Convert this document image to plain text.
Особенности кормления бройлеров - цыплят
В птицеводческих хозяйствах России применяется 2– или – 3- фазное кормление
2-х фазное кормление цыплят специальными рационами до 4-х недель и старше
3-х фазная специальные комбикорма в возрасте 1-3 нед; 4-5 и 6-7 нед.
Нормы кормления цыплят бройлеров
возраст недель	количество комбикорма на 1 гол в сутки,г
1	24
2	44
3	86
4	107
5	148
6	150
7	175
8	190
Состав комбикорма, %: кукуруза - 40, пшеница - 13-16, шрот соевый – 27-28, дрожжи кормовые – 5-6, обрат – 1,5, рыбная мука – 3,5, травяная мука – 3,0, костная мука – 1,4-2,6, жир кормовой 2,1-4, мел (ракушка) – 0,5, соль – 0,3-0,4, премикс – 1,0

● **TO BE DONE**
In the entries above, find each line with the word "цыплят" and copy it.

● **TASK SOLUTION**
Особенности кормления бройлеров - цыплят
2-х фазное кормление цыплят специальными рационами до 4-х недель и старше
Нормы кормления цыплят бройлеров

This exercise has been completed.